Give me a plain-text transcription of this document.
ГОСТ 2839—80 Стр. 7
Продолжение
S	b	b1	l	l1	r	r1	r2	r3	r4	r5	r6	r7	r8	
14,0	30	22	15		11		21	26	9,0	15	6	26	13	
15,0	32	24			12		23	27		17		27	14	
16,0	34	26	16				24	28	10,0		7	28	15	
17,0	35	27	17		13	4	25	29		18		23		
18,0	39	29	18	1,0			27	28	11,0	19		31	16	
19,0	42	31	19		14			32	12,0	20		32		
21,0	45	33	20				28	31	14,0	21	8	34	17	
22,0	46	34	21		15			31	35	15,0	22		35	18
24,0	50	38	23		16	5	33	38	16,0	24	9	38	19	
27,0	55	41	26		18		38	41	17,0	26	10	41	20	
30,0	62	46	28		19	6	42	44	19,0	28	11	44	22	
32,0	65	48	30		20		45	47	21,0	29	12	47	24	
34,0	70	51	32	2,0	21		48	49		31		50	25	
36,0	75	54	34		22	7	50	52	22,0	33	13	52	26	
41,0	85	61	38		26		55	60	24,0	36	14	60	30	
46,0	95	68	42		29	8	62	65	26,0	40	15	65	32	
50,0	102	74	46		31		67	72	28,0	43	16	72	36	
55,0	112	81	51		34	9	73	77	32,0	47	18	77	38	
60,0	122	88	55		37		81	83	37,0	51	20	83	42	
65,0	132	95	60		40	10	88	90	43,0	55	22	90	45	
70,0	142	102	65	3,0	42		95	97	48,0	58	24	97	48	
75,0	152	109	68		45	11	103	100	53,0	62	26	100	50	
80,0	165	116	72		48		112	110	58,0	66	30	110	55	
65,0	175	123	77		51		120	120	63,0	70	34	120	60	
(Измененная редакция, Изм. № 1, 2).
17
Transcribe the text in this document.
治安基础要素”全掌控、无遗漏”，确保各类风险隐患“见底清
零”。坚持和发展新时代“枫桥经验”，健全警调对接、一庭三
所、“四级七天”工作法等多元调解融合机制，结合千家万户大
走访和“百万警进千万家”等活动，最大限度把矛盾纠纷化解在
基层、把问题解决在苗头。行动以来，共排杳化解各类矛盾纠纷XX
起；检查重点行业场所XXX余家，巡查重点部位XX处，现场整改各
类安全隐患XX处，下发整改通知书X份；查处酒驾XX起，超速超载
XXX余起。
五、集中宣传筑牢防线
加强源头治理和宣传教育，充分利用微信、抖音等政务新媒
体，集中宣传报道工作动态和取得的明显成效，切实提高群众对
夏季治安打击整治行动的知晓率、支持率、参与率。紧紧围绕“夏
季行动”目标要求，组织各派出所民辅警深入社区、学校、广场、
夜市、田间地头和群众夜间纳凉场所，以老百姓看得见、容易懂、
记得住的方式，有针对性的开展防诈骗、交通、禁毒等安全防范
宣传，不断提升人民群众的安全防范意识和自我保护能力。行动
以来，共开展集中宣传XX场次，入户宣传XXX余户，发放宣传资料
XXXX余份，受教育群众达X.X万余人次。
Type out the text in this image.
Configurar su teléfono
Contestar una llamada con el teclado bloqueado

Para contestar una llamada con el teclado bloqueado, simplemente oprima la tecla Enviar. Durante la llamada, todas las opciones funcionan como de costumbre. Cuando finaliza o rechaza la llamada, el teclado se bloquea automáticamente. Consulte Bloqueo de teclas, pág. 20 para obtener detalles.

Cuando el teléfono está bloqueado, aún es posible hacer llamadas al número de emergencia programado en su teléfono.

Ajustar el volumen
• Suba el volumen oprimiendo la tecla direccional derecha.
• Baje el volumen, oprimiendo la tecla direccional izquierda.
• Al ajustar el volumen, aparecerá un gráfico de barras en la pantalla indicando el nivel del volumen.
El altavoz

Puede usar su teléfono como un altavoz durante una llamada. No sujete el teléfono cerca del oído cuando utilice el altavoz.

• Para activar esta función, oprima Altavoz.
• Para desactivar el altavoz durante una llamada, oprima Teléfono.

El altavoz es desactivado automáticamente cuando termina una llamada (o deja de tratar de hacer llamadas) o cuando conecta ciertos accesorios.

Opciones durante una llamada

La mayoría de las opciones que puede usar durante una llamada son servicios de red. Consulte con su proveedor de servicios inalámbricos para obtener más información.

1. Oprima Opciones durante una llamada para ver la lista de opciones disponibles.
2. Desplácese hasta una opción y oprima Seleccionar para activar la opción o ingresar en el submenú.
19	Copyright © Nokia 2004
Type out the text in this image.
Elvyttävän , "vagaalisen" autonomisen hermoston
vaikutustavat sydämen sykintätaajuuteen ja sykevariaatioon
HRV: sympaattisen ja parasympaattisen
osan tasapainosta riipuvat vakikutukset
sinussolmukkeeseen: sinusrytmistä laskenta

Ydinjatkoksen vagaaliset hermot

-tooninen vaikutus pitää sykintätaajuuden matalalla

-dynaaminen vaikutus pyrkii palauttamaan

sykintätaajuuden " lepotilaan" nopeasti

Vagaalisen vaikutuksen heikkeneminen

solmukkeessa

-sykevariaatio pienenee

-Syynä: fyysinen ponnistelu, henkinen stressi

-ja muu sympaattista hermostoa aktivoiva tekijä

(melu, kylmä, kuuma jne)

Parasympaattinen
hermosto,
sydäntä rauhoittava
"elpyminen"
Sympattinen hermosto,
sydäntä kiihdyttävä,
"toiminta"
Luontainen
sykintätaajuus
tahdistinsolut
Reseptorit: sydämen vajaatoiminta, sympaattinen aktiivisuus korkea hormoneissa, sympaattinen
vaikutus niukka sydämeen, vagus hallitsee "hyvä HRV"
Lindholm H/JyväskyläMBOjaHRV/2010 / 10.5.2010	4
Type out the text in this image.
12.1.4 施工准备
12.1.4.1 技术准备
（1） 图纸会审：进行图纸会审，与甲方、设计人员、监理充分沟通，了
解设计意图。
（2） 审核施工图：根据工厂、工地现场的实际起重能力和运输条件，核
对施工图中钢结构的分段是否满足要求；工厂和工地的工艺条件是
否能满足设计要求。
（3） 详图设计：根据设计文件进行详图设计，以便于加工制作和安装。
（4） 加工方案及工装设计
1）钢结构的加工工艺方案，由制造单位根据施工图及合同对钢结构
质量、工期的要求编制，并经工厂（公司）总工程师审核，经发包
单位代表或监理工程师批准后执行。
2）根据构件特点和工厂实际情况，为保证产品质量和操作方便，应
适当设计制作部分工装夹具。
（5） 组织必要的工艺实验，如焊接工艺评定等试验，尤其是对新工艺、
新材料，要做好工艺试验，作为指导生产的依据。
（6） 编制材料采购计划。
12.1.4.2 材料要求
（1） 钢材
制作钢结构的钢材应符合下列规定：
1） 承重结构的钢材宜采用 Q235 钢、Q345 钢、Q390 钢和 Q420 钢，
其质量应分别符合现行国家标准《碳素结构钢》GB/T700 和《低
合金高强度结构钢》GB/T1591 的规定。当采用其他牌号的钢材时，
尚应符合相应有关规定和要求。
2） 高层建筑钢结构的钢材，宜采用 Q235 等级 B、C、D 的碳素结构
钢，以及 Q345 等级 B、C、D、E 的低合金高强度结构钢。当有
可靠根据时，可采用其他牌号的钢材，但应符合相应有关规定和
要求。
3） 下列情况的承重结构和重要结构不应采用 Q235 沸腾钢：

▬▬▬▬▬▬▬▬▬▬

**AIM:**
Copy out all of the data exactly, leaving nothing out.

**EXERCISE RESPONSE:**
Give me a plain-text transcription of this document.
ГОСТ 2839—80 Стр. 7
Продолжение
S	b	b1	l	l1	r	r1	r2	r3	r4	r5	r6	r7	r8	
14,0	30	22	15		11		21	26	9,0	15	6	26	13	
15,0	32	24			12		23	27		17		27	14	
16,0	34	26	16				24	28	10,0		7	28	15	
17,0	35	27	17		13	4	25	29		18		23		
18,0	39	29	18	1,0			27	28	11,0	19		31	16	
19,0	42	31	19		14			32	12,0	20		32		
21,0	45	33	20				28	31	14,0	21	8	34	17	
22,0	46	34	21		15			31	35	15,0	22		35	18
24,0	50	38	23		16	5	33	38	16,0	24	9	38	19	
27,0	55	41	26		18		38	41	17,0	26	10	41	20	
30,0	62	46	28		19	6	42	44	19,0	28	11	44	22	
32,0	65	48	30		20		45	47	21,0	29	12	47	24	
34,0	70	51	32	2,0	21		48	49		31		50	25	
36,0	75	54	34		22	7	50	52	22,0	33	13	52	26	
41,0	85	61	38		26		55	60	24,0	36	14	60	30	
46,0	95	68	42		29	8	62	65	26,0	40	15	65	32	
50,0	102	74	46		31		67	72	28,0	43	16	72	36	
55,0	112	81	51		34	9	73	77	32,0	47	18	77	38	
60,0	122	88	55		37		81	83	37,0	51	20	83	42	
65,0	132	95	60		40	10	88	90	43,0	55	22	90	45	
70,0	142	102	65	3,0	42		95	97	48,0	58	24	97	48	
75,0	152	109	68		45	11	103	100	53,0	62	26	100	50	
80,0	165	116	72		48		112	110	58,0	66	30	110	55	
65,0	175	123	77		51		120	120	63,0	70	34	120	60	
(Измененная редакция, Изм. № 1, 2).
17
Transcribe the text in this document.
治安基础要素”全掌控、无遗漏”，确保各类风险隐患“见底清
零”。坚持和发展新时代“枫桥经验”，健全警调对接、一庭三
所、“四级七天”工作法等多元调解融合机制，结合千家万户大
走访和“百万警进千万家”等活动，最大限度把矛盾纠纷化解在
基层、把问题解决在苗头。行动以来，共排杳化解各类矛盾纠纷XX
起；检查重点行业场所XXX余家，巡查重点部位XX处，现场整改各
类安全隐患XX处，下发整改通知书X份；查处酒驾XX起，超速超载
XXX余起。
五、集中宣传筑牢防线
加强源头治理和宣传教育，充分利用微信、抖音等政务新媒
体，集中宣传报道工作动态和取得的明显成效，切实提高群众对
夏季治安打击整治行动的知晓率、支持率、参与率。紧紧围绕“夏
季行动”目标要求，组织各派出所民辅警深入社区、学校、广场、
夜市、田间地头和群众夜间纳凉场所，以老百姓看得见、容易懂、
记得住的方式，有针对性的开展防诈骗、交通、禁毒等安全防范
宣传，不断提升人民群众的安全防范意识和自我保护能力。行动
以来，共开展集中宣传XX场次，入户宣传XXX余户，发放宣传资料
XXXX余份，受教育群众达X.X万余人次。
Type out the text in this image.
Configurar su teléfono
Contestar una llamada con el teclado bloqueado

Para contestar una llamada con el teclado bloqueado, simplemente oprima la tecla Enviar. Durante la llamada, todas las opciones funcionan como de costumbre. Cuando finaliza o rechaza la llamada, el teclado se bloquea automáticamente. Consulte Bloqueo de teclas, pág. 20 para obtener detalles.

Cuando el teléfono está bloqueado, aún es posible hacer llamadas al número de emergencia programado en su teléfono.

Ajustar el volumen
• Suba el volumen oprimiendo la tecla direccional derecha.
• Baje el volumen, oprimiendo la tecla direccional izquierda.
• Al ajustar el volumen, aparecerá un gráfico de barras en la pantalla indicando el nivel del volumen.
El altavoz

Puede usar su teléfono como un altavoz durante una llamada. No sujete el teléfono cerca del oído cuando utilice el altavoz.

• Para activar esta función, oprima Altavoz.
• Para desactivar el altavoz durante una llamada, oprima Teléfono.

El altavoz es desactivado automáticamente cuando termina una llamada (o deja de tratar de hacer llamadas) o cuando conecta ciertos accesorios.

Opciones durante una llamada

La mayoría de las opciones que puede usar durante una llamada son servicios de red. Consulte con su proveedor de servicios inalámbricos para obtener más información.

1. Oprima Opciones durante una llamada para ver la lista de opciones disponibles.
2. Desplácese hasta una opción y oprima Seleccionar para activar la opción o ingresar en el submenú.
19	Copyright © Nokia 2004
Type out the text in this image.
Elvyttävän , "vagaalisen" autonomisen hermoston
vaikutustavat sydämen sykintätaajuuteen ja sykevariaatioon
HRV: sympaattisen ja parasympaattisen
osan tasapainosta riipuvat vakikutukset
sinussolmukkeeseen: sinusrytmistä laskenta

Ydinjatkoksen vagaaliset hermot

-tooninen vaikutus pitää sykintätaajuuden matalalla

-dynaaminen vaikutus pyrkii palauttamaan

sykintätaajuuden " lepotilaan" nopeasti

Vagaalisen vaikutuksen heikkeneminen

solmukkeessa

-sykevariaatio pienenee

-Syynä: fyysinen ponnistelu, henkinen stressi

-ja muu sympaattista hermostoa aktivoiva tekijä

(melu, kylmä, kuuma jne)

Parasympaattinen
hermosto,
sydäntä rauhoittava
"elpyminen"
Sympattinen hermosto,
sydäntä kiihdyttävä,
"toiminta"
Luontainen
sykintätaajuus
tahdistinsolut
Reseptorit: sydämen vajaatoiminta, sympaattinen aktiivisuus korkea hormoneissa, sympaattinen
vaikutus niukka sydämeen, vagus hallitsee "hyvä HRV"
Lindholm H/JyväskyläMBOjaHRV/2010 / 10.5.2010	4
Type out the text in this image.
12.1.4 施工准备
12.1.4.1 技术准备
（1） 图纸会审：进行图纸会审，与甲方、设计人员、监理充分沟通，了
解设计意图。
（2） 审核施工图：根据工厂、工地现场的实际起重能力和运输条件，核
对施工图中钢结构的分段是否满足要求；工厂和工地的工艺条件是
否能满足设计要求。
（3） 详图设计：根据设计文件进行详图设计，以便于加工制作和安装。
（4） 加工方案及工装设计
1）钢结构的加工工艺方案，由制造单位根据施工图及合同对钢结构
质量、工期的要求编制，并经工厂（公司）总工程师审核，经发包
单位代表或监理工程师批准后执行。
2）根据构件特点和工厂实际情况，为保证产品质量和操作方便，应
适当设计制作部分工装夹具。
（5） 组织必要的工艺实验，如焊接工艺评定等试验，尤其是对新工艺、
新材料，要做好工艺试验，作为指导生产的依据。
（6） 编制材料采购计划。
12.1.4.2 材料要求
（1） 钢材
制作钢结构的钢材应符合下列规定：
1） 承重结构的钢材宜采用 Q235 钢、Q345 钢、Q390 钢和 Q420 钢，
其质量应分别符合现行国家标准《碳素结构钢》GB/T700 和《低
合金高强度结构钢》GB/T1591 的规定。当采用其他牌号的钢材时，
尚应符合相应有关规定和要求。
2） 高层建筑钢结构的钢材，宜采用 Q235 等级 B、C、D 的碳素结构
钢，以及 Q345 等级 B、C、D、E 的低合金高强度结构钢。当有
可靠根据时，可采用其他牌号的钢材，但应符合相应有关规定和
要求。
3） 下列情况的承重结构和重要结构不应采用 Q235 沸腾钢：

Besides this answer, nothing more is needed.